Dataset records »
_____

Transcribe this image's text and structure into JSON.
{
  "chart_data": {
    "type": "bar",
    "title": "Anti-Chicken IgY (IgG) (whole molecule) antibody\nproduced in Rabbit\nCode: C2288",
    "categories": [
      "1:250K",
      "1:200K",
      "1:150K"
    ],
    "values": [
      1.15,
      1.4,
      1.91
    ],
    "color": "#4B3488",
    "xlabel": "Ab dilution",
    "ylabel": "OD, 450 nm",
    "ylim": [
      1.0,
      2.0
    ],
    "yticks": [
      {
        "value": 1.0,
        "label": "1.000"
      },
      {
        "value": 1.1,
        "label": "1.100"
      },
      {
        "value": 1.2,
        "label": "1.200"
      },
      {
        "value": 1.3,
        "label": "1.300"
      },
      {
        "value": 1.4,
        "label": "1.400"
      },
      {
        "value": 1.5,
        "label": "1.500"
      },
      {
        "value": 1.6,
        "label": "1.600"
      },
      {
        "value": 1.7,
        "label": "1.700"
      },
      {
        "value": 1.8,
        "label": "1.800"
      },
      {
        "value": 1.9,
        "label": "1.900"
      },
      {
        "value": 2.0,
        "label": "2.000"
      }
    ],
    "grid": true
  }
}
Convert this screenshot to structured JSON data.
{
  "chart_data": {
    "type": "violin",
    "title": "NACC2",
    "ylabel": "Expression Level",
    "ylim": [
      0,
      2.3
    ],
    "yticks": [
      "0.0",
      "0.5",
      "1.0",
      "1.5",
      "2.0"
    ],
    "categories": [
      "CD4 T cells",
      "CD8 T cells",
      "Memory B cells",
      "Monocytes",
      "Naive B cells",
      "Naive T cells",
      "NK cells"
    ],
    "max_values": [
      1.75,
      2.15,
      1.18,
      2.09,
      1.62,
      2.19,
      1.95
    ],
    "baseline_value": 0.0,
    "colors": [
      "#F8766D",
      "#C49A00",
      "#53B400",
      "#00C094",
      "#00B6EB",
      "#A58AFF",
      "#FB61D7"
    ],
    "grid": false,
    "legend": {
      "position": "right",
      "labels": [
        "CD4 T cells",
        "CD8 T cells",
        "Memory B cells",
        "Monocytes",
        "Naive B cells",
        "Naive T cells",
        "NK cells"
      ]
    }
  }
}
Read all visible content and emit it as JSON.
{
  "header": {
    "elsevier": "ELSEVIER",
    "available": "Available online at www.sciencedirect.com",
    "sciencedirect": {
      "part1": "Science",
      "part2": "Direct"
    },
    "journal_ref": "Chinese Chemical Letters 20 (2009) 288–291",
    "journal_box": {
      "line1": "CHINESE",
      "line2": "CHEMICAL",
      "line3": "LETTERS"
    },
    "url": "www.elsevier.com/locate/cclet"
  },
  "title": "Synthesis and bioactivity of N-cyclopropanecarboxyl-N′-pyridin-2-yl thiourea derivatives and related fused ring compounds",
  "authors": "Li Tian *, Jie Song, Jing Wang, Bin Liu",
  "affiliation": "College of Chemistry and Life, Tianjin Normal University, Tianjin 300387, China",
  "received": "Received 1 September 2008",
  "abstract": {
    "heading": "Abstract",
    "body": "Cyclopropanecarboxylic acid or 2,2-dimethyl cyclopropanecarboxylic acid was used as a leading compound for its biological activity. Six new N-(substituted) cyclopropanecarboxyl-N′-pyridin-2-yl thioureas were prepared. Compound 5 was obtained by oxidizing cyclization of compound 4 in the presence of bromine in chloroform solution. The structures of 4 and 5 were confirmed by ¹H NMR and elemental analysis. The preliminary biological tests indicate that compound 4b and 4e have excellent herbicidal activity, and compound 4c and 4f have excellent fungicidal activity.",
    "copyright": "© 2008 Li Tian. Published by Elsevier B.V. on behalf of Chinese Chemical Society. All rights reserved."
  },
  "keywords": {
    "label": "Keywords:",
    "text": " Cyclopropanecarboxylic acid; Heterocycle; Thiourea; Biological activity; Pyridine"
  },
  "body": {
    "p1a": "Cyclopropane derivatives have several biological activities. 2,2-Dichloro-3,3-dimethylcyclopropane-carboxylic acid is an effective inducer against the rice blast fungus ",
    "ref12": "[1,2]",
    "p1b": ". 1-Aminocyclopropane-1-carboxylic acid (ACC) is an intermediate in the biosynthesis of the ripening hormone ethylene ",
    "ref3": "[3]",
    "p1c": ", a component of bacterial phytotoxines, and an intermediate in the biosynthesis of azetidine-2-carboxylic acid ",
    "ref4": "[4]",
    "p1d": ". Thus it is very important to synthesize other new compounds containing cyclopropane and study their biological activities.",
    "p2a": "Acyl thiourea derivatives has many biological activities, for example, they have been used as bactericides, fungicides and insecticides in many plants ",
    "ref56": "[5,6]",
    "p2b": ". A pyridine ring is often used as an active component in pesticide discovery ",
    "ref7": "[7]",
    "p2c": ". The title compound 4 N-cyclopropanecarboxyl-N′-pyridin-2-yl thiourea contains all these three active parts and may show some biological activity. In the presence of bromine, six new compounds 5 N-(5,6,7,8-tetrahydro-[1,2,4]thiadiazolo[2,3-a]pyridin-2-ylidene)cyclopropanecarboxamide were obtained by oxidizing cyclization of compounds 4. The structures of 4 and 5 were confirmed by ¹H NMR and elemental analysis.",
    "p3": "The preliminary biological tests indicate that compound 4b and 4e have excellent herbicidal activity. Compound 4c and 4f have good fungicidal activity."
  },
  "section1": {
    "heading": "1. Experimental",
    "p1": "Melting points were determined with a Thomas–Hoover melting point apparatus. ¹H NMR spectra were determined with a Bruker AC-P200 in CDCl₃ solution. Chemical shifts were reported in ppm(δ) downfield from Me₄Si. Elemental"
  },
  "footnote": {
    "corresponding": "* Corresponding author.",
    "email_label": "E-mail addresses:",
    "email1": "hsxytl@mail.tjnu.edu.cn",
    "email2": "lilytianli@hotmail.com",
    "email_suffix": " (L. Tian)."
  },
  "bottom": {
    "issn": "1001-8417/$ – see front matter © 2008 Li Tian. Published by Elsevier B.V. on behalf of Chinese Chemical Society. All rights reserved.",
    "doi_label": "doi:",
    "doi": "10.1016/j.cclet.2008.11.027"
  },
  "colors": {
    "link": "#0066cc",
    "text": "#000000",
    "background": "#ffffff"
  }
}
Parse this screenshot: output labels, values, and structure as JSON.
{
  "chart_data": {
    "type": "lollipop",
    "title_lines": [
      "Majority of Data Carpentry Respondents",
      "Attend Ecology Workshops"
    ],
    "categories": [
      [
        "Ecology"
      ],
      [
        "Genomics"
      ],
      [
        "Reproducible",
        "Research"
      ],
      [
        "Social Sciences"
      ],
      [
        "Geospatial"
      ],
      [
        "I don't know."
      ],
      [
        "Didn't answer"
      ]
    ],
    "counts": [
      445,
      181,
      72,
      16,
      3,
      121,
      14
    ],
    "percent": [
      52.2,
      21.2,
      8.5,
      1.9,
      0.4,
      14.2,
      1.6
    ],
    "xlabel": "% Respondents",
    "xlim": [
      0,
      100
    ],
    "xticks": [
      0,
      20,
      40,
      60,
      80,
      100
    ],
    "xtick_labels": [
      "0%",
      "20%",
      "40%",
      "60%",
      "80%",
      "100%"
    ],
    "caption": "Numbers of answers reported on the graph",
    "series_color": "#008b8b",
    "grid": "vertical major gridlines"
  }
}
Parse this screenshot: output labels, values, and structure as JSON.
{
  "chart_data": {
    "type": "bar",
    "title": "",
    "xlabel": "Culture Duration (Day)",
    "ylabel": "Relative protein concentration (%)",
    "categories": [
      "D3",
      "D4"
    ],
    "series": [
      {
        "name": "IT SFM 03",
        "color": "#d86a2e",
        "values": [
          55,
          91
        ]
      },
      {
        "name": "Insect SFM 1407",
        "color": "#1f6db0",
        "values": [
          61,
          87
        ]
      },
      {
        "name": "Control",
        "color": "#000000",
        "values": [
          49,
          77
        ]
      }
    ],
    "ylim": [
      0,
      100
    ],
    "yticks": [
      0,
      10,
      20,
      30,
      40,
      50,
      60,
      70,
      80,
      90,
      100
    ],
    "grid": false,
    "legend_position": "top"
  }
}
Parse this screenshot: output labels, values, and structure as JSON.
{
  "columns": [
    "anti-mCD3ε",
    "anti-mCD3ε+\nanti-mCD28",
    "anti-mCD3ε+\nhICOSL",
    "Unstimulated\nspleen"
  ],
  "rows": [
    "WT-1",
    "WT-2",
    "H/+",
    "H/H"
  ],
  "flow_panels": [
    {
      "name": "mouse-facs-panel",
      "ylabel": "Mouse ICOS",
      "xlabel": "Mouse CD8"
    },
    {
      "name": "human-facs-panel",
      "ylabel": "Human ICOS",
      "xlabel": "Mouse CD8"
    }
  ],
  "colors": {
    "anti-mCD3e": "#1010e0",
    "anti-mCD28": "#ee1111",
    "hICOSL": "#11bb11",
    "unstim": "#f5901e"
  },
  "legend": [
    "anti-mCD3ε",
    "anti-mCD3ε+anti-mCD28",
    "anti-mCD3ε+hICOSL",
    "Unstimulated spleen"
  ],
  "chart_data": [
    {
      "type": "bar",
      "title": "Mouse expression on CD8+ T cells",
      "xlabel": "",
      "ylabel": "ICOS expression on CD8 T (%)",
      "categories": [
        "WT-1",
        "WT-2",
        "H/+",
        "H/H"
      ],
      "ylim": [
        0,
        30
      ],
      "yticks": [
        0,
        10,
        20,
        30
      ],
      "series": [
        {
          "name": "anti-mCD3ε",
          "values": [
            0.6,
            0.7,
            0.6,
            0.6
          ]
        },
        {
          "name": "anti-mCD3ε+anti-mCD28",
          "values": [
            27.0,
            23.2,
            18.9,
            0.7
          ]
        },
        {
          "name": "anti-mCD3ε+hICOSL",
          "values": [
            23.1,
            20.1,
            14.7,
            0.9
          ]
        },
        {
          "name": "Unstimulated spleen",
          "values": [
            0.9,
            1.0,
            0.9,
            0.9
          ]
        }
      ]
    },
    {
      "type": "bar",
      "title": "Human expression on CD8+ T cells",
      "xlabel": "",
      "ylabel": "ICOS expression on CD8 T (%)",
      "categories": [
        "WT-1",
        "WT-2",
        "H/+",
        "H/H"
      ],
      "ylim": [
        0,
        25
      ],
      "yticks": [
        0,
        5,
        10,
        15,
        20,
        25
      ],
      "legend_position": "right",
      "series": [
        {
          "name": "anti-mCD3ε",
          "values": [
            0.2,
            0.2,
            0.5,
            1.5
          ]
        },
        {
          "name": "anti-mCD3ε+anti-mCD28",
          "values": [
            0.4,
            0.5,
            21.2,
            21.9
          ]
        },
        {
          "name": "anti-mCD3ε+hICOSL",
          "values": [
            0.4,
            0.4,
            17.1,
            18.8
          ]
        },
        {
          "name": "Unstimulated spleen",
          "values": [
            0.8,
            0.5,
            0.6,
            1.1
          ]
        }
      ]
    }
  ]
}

_____

INSTRUCTIONS FOR THE TASK »
Count the lines in the entries above that hold the string "sciencedirect", and give that count without any other text.

TASK SOLUTION »
2